THE DATA
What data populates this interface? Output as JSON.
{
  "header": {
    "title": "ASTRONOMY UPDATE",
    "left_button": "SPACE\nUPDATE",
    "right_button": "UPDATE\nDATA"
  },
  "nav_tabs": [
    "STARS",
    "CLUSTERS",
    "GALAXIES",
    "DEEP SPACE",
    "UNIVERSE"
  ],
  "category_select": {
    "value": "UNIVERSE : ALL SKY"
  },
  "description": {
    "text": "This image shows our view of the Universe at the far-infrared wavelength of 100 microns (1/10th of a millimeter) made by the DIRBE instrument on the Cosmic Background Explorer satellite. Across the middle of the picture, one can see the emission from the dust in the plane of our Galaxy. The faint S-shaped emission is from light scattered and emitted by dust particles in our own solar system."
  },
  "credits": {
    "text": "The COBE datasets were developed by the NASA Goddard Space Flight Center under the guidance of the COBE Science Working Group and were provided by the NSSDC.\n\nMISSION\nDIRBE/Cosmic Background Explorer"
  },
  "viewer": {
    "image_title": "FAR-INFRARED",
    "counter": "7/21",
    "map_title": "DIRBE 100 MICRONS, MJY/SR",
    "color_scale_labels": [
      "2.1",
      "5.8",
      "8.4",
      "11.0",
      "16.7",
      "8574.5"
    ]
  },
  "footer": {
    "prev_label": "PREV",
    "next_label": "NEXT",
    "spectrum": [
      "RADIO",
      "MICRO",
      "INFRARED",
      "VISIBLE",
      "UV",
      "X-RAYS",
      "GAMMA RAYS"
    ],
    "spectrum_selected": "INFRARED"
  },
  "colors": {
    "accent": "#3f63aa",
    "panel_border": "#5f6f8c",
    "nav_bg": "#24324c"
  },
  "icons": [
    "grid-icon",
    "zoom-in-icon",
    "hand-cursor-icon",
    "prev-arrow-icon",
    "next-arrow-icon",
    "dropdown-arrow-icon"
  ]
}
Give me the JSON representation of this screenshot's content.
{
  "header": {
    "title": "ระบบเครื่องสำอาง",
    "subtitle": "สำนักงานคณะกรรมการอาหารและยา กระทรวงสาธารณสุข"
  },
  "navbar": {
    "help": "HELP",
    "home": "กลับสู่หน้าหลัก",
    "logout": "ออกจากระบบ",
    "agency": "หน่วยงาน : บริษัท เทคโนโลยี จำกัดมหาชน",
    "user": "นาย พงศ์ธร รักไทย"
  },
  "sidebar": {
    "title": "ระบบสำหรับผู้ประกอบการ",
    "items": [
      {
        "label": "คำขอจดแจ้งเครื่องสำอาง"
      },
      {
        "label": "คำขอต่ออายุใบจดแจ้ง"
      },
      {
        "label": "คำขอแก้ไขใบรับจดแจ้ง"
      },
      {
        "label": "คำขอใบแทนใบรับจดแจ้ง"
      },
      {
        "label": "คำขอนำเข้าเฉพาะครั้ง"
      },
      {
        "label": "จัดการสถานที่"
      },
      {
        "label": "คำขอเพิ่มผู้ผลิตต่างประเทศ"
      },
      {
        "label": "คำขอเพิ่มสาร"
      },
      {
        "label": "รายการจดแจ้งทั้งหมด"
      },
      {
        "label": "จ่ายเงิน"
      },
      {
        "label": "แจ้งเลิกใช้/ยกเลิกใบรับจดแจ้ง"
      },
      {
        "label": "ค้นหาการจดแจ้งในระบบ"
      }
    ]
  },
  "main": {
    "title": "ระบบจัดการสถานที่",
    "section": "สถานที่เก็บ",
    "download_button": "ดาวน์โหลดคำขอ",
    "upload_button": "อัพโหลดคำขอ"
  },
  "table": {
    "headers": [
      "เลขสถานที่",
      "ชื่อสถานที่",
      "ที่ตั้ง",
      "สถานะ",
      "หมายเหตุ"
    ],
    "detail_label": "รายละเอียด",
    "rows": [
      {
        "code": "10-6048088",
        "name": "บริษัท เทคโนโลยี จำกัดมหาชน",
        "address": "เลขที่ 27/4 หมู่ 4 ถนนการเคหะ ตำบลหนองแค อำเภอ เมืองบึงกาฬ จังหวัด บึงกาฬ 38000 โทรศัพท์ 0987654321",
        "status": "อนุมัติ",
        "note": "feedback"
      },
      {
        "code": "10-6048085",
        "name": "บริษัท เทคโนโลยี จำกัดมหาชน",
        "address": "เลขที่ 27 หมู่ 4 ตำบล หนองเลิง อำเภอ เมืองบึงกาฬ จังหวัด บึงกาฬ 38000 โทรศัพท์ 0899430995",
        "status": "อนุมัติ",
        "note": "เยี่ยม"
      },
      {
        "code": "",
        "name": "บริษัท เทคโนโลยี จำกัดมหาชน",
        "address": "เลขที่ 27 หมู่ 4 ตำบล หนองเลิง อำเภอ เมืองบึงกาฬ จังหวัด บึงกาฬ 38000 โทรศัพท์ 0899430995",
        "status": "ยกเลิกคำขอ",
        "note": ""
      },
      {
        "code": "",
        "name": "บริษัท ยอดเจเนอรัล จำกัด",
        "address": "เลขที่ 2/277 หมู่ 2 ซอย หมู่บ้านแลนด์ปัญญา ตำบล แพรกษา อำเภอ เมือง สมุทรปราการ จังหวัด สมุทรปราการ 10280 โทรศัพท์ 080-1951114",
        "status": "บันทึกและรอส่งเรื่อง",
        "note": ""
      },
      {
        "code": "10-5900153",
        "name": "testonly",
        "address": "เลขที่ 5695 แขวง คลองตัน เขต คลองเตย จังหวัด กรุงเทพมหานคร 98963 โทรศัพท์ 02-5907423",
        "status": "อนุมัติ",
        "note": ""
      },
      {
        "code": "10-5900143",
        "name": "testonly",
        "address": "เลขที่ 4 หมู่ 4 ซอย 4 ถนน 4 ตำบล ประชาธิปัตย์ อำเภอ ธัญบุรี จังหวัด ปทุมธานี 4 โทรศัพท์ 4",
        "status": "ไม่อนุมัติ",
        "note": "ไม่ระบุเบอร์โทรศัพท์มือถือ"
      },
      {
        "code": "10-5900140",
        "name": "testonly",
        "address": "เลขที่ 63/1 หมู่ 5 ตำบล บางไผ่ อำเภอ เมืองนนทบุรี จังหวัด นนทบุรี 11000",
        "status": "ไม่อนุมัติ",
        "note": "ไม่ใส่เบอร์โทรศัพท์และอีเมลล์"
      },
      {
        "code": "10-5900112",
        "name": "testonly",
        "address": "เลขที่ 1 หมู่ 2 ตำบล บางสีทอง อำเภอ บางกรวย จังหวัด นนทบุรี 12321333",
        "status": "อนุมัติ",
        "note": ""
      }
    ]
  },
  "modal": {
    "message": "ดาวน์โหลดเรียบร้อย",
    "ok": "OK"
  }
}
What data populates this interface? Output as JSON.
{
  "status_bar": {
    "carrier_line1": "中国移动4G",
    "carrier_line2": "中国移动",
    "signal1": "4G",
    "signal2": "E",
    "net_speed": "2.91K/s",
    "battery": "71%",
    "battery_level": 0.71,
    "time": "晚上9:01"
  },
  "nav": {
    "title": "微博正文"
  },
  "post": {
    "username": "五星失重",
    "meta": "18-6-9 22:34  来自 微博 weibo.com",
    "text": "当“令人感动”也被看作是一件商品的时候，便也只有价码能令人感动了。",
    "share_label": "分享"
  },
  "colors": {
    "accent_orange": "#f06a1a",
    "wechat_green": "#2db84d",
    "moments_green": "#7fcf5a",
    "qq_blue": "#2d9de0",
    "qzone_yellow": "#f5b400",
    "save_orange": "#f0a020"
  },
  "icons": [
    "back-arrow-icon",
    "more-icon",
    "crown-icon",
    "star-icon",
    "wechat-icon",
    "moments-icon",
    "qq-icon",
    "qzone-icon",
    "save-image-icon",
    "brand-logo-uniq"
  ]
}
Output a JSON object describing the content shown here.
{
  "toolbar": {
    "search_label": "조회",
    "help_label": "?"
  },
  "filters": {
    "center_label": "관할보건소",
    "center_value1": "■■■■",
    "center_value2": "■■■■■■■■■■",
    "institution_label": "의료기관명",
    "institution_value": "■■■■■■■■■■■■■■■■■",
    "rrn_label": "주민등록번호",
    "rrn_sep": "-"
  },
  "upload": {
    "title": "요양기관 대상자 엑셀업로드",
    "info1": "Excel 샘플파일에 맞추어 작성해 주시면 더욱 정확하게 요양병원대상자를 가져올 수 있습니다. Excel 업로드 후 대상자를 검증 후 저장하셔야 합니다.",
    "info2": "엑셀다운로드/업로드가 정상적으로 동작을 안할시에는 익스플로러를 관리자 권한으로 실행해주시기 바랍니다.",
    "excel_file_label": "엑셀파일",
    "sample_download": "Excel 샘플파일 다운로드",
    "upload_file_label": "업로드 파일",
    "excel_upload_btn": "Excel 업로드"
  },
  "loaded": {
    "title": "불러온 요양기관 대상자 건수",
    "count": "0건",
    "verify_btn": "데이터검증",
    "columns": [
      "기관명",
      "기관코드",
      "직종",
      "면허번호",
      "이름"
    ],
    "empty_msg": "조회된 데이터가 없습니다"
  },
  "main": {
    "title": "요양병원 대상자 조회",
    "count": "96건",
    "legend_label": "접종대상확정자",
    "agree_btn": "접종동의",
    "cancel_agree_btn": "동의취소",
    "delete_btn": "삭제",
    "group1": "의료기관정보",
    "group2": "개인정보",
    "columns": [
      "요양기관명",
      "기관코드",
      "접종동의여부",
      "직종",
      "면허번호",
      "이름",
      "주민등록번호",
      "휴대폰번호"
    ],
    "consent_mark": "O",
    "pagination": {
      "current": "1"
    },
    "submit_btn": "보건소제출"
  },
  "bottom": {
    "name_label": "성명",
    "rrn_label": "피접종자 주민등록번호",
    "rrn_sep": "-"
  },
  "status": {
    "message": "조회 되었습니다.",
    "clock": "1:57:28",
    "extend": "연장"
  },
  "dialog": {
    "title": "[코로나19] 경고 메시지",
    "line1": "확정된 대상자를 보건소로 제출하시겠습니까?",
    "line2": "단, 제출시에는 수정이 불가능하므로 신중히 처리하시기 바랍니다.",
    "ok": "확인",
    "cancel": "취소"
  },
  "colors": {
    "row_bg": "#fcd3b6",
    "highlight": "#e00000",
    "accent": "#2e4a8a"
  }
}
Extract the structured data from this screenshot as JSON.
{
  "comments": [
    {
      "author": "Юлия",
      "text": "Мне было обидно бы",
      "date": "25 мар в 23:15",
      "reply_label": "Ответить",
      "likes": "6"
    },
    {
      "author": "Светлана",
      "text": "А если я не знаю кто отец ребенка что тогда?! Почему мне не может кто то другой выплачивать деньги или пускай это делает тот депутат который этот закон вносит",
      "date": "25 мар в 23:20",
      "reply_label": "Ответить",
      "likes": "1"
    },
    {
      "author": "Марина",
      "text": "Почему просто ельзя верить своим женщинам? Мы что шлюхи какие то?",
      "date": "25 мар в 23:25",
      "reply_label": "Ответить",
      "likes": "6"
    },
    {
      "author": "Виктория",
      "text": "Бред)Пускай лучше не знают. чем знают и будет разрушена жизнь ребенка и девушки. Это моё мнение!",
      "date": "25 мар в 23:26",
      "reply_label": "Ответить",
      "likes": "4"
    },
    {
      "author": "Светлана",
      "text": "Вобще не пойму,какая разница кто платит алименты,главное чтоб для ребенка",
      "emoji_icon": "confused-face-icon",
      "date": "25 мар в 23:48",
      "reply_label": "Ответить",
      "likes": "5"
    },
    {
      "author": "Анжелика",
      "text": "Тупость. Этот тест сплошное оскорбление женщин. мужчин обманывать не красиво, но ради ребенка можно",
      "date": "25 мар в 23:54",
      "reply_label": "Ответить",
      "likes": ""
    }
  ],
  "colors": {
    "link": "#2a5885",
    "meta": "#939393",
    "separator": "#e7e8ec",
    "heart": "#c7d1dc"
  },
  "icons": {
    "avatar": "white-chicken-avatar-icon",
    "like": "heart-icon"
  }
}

EXERCISE DESCRIPTION
Search the entries for the word "องสำอาง", then gather every line that has it.

EXERCISE OUTPUT
    "title": "ระบบเครื่องสำอาง",
        "label": "คำขอจดแจ้งเครื่องสำอาง"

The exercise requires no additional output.